— Your objective —
Without the pictures, write out all the lines below exactly as they appear.

Dataset items

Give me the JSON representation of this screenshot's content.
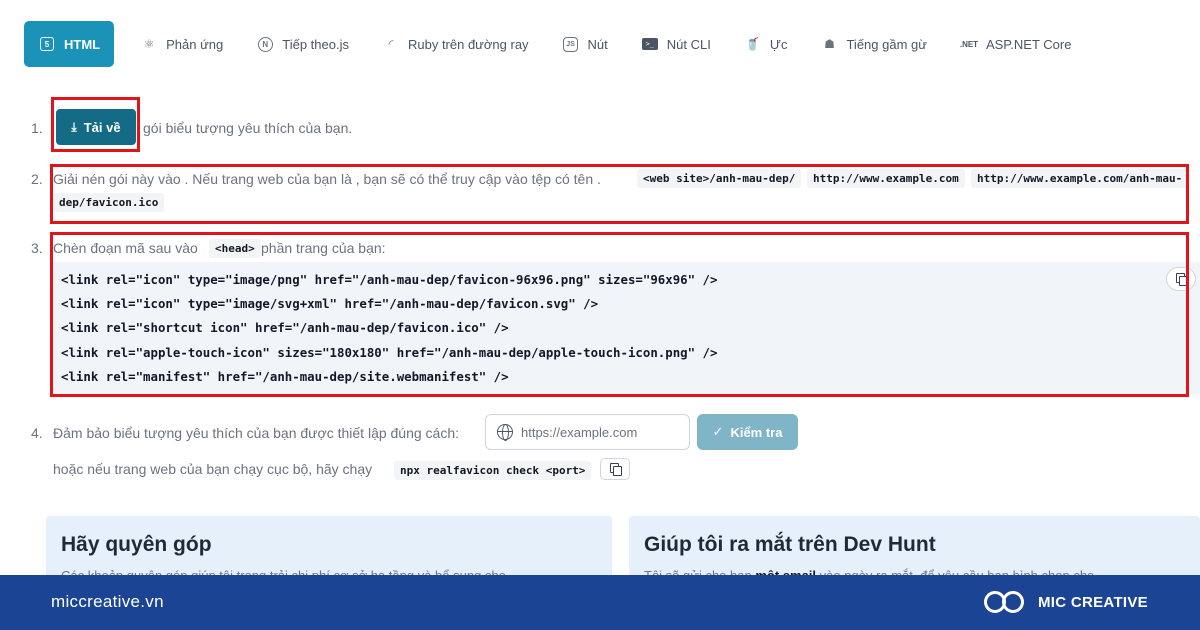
{
  "tabs": [
    {
      "label": "HTML",
      "icon": "html5-icon",
      "active": true
    },
    {
      "label": "Phản ứng",
      "icon": "react-icon"
    },
    {
      "label": "Tiếp theo.js",
      "icon": "nextjs-icon"
    },
    {
      "label": "Ruby trên đường ray",
      "icon": "rails-icon"
    },
    {
      "label": "Nút",
      "icon": "nodejs-icon"
    },
    {
      "label": "Nút CLI",
      "icon": "terminal-icon"
    },
    {
      "label": "Ực",
      "icon": "gulp-icon"
    },
    {
      "label": "Tiếng gầm gừ",
      "icon": "grunt-icon"
    },
    {
      "label": "ASP.NET Core",
      "icon": "dotnet-icon",
      "icon_text": ".NET"
    }
  ],
  "steps": {
    "s1": {
      "num": "1.",
      "button": "Tải về",
      "text": "gói biểu tượng yêu thích của bạn."
    },
    "s2": {
      "num": "2.",
      "text": "Giải nén gói này vào . Nếu trang web của bạn là , bạn sẽ có thể truy cập vào tệp có tên .",
      "chip1": "<web site>/anh-mau-dep/",
      "chip2": "http://www.example.com",
      "chip3a": "http://www.example.com/anh-mau-",
      "chip3b": "dep/favicon.ico"
    },
    "s3": {
      "num": "3.",
      "text_before": "Chèn đoạn mã sau vào",
      "chip": "<head>",
      "text_after": "phần trang của bạn:",
      "code": [
        "<link rel=\"icon\" type=\"image/png\" href=\"/anh-mau-dep/favicon-96x96.png\" sizes=\"96x96\" />",
        "<link rel=\"icon\" type=\"image/svg+xml\" href=\"/anh-mau-dep/favicon.svg\" />",
        "<link rel=\"shortcut icon\" href=\"/anh-mau-dep/favicon.ico\" />",
        "<link rel=\"apple-touch-icon\" sizes=\"180x180\" href=\"/anh-mau-dep/apple-touch-icon.png\" />",
        "<link rel=\"manifest\" href=\"/anh-mau-dep/site.webmanifest\" />"
      ]
    },
    "s4": {
      "num": "4.",
      "text": "Đảm bảo biểu tượng yêu thích của bạn được thiết lập đúng cách:",
      "placeholder": "https://example.com",
      "check_button": "Kiểm tra",
      "local_text": "hoặc nếu trang web của bạn chạy cục bộ, hãy chạy",
      "local_cmd": "npx realfavicon check <port>"
    }
  },
  "cards": {
    "donate": {
      "title": "Hãy quyên góp",
      "text": "Các khoản quyên góp giúp tôi trang trải chi phí cơ sở hạ tầng và bổ sung cho"
    },
    "devhunt": {
      "title": "Giúp tôi ra mắt trên Dev Hunt",
      "text_before": "Tôi sẽ gửi cho bạn",
      "text_bold": "một email",
      "text_after": "vào ngày ra mắt, để yêu cầu bạn bình chọn cho"
    }
  },
  "footer": {
    "site": "miccreative.vn",
    "brand": "MIC CREATIVE"
  },
  "colors": {
    "accent": "#1b92b8",
    "download": "#146b86",
    "highlight": "#e1141c",
    "footer": "#1c4494"
  }
}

— Response —
Give me the JSON representation of this screenshot's content.
{
  "tabs": [
    {
      "label": "HTML",
      "icon": "html5-icon",
      "active": true
    },
    {
      "label": "Phản ứng",
      "icon": "react-icon"
    },
    {
      "label": "Tiếp theo.js",
      "icon": "nextjs-icon"
    },
    {
      "label": "Ruby trên đường ray",
      "icon": "rails-icon"
    },
    {
      "label": "Nút",
      "icon": "nodejs-icon"
    },
    {
      "label": "Nút CLI",
      "icon": "terminal-icon"
    },
    {
      "label": "Ực",
      "icon": "gulp-icon"
    },
    {
      "label": "Tiếng gầm gừ",
      "icon": "grunt-icon"
    },
    {
      "label": "ASP.NET Core",
      "icon": "dotnet-icon",
      "icon_text": ".NET"
    }
  ],
  "steps": {
    "s1": {
      "num": "1.",
      "button": "Tải về",
      "text": "gói biểu tượng yêu thích của bạn."
    },
    "s2": {
      "num": "2.",
      "text": "Giải nén gói này vào . Nếu trang web của bạn là , bạn sẽ có thể truy cập vào tệp có tên .",
      "chip1": "<web site>/anh-mau-dep/",
      "chip2": "http://www.example.com",
      "chip3a": "http://www.example.com/anh-mau-",
      "chip3b": "dep/favicon.ico"
    },
    "s3": {
      "num": "3.",
      "text_before": "Chèn đoạn mã sau vào",
      "chip": "<head>",
      "text_after": "phần trang của bạn:",
      "code": [
        "<link rel=\"icon\" type=\"image/png\" href=\"/anh-mau-dep/favicon-96x96.png\" sizes=\"96x96\" />",
        "<link rel=\"icon\" type=\"image/svg+xml\" href=\"/anh-mau-dep/favicon.svg\" />",
        "<link rel=\"shortcut icon\" href=\"/anh-mau-dep/favicon.ico\" />",
        "<link rel=\"apple-touch-icon\" sizes=\"180x180\" href=\"/anh-mau-dep/apple-touch-icon.png\" />",
        "<link rel=\"manifest\" href=\"/anh-mau-dep/site.webmanifest\" />"
      ]
    },
    "s4": {
      "num": "4.",
      "text": "Đảm bảo biểu tượng yêu thích của bạn được thiết lập đúng cách:",
      "placeholder": "https://example.com",
      "check_button": "Kiểm tra",
      "local_text": "hoặc nếu trang web của bạn chạy cục bộ, hãy chạy",
      "local_cmd": "npx realfavicon check <port>"
    }
  },
  "cards": {
    "donate": {
      "title": "Hãy quyên góp",
      "text": "Các khoản quyên góp giúp tôi trang trải chi phí cơ sở hạ tầng và bổ sung cho"
    },
    "devhunt": {
      "title": "Giúp tôi ra mắt trên Dev Hunt",
      "text_before": "Tôi sẽ gửi cho bạn",
      "text_bold": "một email",
      "text_after": "vào ngày ra mắt, để yêu cầu bạn bình chọn cho"
    }
  },
  "footer": {
    "site": "miccreative.vn",
    "brand": "MIC CREATIVE"
  },
  "colors": {
    "accent": "#1b92b8",
    "download": "#146b86",
    "highlight": "#e1141c",
    "footer": "#1c4494"
  }
}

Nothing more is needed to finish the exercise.